Problem: In the ransomware news summary, whose sloppy coding let Emsisoft help victims recover their files without paying a ransom?

Selected passage:
KrebsOnSecurity discusses the Conti ransomware gang's decision to sell either victims' data or access to victims' networks. The communiqué (or threat) Conti posted is ambiguous with respect to what, precisely, is being offered for sale, but whatever the case may be, Conti hopes to punish uncooperative victims. Publicly naming the companies whose access one hopes to sell would seem to be self-defeating. Emsisoft speculated to KrebsOnSecurity that Conti may be considering an exit.
Conti's shift in strategy comes days after the gang issued a self-righteous and puerile valediction for REvil, taken down last week by a coordinated international law enforcement action. In Vice's account, Conti argues that ransomware is good, somehow, but their argment amounts to little more than an implausible tu quoque: the US, you see, is really pushing ransomware when it takes down criminal servers, which we suppose is one way of looking at it.
Other ransomware operators are exploiting known vulnerabilities in BillQuick billing software to distribute ransomware, BleepingComputer reports. Huntress has an account of the vulnerabilities; reports indicate that some are fixed, fixes are in progress for others.
Emsisoft has been able to take advantage of slovenly coding by the BlackMatter ransomware gang to damage the gang's operations by enabling victims to recover files without paying ransom.
Mandiant, which has been tracking software supply chain attacks of the kind Microsoft announced with such éclat at the beginning of the week, has offered advice on how organizations can remediate attacks and harden their systems against the threat.

Data for review:

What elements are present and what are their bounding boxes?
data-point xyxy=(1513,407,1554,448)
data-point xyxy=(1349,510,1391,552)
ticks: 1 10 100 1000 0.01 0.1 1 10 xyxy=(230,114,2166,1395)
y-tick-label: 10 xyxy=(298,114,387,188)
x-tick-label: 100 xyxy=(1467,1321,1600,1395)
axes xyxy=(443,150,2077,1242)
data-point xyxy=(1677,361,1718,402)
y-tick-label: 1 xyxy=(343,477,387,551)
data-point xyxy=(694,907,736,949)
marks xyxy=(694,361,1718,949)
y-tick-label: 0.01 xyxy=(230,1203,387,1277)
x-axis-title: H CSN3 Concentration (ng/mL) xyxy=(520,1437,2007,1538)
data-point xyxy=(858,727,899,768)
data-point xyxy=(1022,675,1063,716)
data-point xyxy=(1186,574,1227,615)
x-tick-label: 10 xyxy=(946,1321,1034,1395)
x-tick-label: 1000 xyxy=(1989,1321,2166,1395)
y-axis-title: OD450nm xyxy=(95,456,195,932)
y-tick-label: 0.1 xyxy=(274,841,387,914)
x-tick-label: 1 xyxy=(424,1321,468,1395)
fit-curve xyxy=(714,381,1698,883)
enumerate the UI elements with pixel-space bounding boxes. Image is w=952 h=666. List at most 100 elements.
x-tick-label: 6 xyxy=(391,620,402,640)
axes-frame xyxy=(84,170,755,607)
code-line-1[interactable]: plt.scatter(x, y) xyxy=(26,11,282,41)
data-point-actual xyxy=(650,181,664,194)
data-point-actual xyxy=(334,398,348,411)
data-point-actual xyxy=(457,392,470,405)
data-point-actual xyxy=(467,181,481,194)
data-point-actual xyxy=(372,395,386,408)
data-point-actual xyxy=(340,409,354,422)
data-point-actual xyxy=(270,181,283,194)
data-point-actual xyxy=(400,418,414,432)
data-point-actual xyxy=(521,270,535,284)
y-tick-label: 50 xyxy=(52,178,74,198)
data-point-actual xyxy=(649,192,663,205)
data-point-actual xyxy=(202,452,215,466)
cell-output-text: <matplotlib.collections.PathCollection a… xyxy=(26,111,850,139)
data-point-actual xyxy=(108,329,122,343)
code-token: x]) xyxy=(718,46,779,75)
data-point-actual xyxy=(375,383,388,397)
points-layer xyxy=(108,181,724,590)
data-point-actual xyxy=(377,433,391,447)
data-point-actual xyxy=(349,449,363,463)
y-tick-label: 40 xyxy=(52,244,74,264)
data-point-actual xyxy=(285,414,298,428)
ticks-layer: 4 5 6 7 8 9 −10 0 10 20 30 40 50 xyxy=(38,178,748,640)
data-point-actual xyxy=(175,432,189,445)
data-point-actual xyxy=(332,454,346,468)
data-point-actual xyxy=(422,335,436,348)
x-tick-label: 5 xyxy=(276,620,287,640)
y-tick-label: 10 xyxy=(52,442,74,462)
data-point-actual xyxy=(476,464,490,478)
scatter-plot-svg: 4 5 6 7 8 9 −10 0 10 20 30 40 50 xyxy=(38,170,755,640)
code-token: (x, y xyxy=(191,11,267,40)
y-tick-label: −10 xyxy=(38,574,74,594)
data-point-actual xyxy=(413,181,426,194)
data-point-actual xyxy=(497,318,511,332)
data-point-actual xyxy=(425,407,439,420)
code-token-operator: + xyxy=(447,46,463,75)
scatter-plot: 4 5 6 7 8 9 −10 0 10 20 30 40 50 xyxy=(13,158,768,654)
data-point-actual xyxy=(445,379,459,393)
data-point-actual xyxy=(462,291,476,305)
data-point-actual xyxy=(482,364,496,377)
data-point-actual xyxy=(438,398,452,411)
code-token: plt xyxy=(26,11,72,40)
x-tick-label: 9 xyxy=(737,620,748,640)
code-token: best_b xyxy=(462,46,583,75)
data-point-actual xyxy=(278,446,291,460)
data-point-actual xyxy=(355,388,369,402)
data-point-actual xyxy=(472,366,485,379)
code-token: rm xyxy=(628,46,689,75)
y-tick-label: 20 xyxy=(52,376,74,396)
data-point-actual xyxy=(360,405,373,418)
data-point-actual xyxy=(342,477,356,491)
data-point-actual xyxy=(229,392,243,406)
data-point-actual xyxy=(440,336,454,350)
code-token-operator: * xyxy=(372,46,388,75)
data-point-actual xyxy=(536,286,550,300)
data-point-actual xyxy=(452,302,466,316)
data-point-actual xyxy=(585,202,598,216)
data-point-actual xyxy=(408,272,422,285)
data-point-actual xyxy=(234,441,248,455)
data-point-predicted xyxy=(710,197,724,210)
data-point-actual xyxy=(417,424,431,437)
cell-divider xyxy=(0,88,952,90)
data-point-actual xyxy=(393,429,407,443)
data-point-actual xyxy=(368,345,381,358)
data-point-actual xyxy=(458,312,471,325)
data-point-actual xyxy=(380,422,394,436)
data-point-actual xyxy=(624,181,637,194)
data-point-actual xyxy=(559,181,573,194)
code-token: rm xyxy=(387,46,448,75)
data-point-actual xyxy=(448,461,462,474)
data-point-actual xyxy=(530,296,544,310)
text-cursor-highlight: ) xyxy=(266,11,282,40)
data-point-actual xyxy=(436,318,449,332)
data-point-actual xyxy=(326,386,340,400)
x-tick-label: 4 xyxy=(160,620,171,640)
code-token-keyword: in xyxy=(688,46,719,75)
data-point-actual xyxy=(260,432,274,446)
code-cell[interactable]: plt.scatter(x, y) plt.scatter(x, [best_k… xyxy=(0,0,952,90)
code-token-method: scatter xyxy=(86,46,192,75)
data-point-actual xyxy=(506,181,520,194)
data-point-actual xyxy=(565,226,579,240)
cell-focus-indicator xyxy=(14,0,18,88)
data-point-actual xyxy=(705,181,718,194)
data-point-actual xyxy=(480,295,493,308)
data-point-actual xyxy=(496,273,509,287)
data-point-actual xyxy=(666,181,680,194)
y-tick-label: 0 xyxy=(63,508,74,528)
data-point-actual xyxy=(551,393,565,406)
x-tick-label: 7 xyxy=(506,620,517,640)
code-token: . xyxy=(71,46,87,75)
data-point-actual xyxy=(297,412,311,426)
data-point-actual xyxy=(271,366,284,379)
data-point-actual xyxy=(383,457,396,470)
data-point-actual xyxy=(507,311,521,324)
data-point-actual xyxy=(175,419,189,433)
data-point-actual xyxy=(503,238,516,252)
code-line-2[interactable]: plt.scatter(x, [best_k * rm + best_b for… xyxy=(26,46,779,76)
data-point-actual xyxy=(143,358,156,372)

Result of this exercise: The BlackMatter ransomware gang's.